#### Brief:
Set down word for word the part of the passage on canine leishmaniasis below that begins at the words "The survival rates" and stops after "immunocomplex deposition [76].".

The survival rates provided by the vets must be interpreted as self-perceived rates. Notwithstanding, survival times are getting longer [75] due to improved clinical management and to new preventive tools such as topical repellents, vaccines or immunomodulators. Expected survival is 2–5 years after primodiagnosis, except for chronic patients with signs of associated immunocomplex deposition [76].

Finally, the veterinarians properly informed dog owners about the preventive measures available and about the zoonotic implications of CanL. Almost all veterinarians actively recommended the topical use of insecticides/repellents as reported in other European countries [4346, 77]. Avoiding sand fly bites is useful in preventing L. infantum infection in dogs and could reduce the incidence of the disease [34, 78].

The veterinarians were also asked about other prophylactic measures they would recommend for dogs in endemic areas: keeping dogs indoors at night or the use of fine-mesh nets and/or environmental insecticides. The most recommended preventive measure was that dogs should be kept indoors at night. Spending the night outdoors has been described as a risk factor for infection by L. infantum because dogs are exposed to sand flies for a longer time period [79, 80]. The use of fine-mesh nets is an effective strategy against sand fly exposure [81]. Most vets recommended the use of an effective and safe vaccine for dogs in endemic areas (97.4%), moving to an endemic area (96.5%) or even combined with other prophylactic measures (94.2%). Used in combination with topical repellents, vaccination is a promising tool for controlling CanL [36]. Veterinarians should always insist on informing dog owners of the health implications of CanL in their country. It should be mentioned that health education and knowledge of the disease in Portugal was the poorest among the countries examined where CanL is endemic.

Collection entries

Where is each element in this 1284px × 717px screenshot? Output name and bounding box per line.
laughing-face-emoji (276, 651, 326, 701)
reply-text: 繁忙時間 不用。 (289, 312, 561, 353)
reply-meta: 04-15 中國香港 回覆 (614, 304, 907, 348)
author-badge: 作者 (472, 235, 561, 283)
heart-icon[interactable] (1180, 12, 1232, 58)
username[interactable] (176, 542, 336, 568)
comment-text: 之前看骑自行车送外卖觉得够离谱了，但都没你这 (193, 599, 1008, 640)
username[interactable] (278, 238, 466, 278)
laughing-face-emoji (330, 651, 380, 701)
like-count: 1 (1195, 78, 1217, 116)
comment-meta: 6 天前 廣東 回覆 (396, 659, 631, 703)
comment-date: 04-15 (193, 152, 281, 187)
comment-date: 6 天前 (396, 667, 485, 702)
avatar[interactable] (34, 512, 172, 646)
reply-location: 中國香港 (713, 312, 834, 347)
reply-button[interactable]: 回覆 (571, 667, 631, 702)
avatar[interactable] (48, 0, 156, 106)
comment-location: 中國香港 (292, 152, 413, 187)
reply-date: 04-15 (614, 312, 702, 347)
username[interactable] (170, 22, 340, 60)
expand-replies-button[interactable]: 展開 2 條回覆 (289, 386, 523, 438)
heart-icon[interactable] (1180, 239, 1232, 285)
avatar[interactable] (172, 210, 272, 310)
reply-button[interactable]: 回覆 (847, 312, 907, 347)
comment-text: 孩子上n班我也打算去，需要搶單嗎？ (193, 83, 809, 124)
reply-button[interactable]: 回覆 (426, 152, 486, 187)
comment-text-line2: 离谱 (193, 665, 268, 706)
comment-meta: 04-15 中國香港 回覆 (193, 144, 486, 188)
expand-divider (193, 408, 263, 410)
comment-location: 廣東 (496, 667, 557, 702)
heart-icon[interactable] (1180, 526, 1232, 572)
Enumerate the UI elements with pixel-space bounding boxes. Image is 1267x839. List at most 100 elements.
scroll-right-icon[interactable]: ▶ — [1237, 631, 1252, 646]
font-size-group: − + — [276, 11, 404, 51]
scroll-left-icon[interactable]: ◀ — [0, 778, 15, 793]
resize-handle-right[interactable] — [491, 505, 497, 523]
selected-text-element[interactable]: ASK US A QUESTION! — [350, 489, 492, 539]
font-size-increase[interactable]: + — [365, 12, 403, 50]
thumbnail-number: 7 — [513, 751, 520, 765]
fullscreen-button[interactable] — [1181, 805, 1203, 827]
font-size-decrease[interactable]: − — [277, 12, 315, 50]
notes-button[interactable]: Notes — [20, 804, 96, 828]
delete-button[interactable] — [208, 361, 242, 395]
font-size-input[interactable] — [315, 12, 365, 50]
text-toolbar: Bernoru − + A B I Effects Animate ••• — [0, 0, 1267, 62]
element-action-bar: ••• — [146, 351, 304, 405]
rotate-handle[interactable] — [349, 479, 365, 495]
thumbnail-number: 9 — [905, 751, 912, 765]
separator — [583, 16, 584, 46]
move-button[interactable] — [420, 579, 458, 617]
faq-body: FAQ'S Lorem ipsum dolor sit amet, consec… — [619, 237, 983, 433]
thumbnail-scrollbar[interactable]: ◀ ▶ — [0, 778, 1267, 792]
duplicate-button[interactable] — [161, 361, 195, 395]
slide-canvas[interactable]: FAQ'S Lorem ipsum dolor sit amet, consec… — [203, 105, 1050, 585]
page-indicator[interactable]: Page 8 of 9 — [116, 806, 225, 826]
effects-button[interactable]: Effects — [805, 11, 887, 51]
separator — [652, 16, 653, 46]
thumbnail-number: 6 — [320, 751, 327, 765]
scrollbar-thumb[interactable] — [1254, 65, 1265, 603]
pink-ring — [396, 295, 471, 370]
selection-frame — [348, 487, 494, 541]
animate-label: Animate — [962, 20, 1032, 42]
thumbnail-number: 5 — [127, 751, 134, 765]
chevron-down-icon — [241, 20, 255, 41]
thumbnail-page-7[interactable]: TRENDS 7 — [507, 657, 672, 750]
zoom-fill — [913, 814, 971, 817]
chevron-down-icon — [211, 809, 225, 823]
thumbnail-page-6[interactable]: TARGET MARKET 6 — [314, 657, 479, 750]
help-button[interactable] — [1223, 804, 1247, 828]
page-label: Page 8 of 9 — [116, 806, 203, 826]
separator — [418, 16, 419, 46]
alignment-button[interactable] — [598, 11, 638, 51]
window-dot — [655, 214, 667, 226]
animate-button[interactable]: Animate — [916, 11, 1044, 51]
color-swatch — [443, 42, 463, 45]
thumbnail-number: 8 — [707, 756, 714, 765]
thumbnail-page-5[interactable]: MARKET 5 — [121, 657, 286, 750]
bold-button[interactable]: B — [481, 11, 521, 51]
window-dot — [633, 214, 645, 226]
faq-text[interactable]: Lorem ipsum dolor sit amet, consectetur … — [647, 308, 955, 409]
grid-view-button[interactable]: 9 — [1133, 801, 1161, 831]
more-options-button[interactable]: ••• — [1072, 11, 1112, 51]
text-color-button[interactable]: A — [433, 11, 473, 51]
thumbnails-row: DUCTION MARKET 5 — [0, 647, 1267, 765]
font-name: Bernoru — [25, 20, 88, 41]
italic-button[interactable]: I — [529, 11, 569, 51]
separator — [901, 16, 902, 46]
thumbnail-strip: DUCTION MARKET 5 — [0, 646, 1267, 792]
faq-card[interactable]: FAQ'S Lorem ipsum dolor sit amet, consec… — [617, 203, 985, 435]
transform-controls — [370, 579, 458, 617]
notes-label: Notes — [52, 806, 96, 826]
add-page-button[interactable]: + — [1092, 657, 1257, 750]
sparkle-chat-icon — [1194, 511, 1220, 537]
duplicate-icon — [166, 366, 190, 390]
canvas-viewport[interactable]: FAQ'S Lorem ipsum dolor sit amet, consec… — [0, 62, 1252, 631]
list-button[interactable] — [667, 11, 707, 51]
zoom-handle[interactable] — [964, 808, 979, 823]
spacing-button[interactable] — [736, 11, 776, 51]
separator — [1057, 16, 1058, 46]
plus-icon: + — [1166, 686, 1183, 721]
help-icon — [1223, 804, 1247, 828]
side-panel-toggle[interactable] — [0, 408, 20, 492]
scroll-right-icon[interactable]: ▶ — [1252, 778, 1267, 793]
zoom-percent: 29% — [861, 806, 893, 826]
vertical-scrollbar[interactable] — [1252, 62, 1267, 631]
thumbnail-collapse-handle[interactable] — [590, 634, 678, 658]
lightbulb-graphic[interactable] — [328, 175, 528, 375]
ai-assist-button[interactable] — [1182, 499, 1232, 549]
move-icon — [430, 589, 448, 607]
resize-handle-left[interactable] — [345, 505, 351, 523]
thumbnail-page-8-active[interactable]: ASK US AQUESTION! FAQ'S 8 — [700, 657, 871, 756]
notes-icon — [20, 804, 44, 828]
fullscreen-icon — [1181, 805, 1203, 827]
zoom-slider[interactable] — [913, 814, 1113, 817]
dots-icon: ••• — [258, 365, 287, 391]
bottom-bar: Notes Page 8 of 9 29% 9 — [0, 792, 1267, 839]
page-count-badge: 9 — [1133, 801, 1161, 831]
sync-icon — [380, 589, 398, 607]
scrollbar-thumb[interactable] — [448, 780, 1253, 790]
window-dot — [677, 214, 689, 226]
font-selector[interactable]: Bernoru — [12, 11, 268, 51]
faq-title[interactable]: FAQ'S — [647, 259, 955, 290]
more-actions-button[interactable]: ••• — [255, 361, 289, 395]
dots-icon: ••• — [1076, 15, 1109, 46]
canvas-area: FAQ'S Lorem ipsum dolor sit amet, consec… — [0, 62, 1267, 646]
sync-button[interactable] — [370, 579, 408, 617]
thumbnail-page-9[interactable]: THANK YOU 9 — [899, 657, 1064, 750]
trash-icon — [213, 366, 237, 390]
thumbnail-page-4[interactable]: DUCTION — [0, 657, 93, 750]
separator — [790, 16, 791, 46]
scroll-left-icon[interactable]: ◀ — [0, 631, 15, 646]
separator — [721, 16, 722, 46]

#### Result below:
The survival rates provided by the vets must be interpreted as self-perceived rates. Notwithstanding, survival times are getting longer [75] due to improved clinical management and to new preventive tools such as topical repellents, vaccines or immunomodulators. Expected survival is 2–5 years after primodiagnosis, except for chronic patients with signs of associated immunocomplex deposition [76].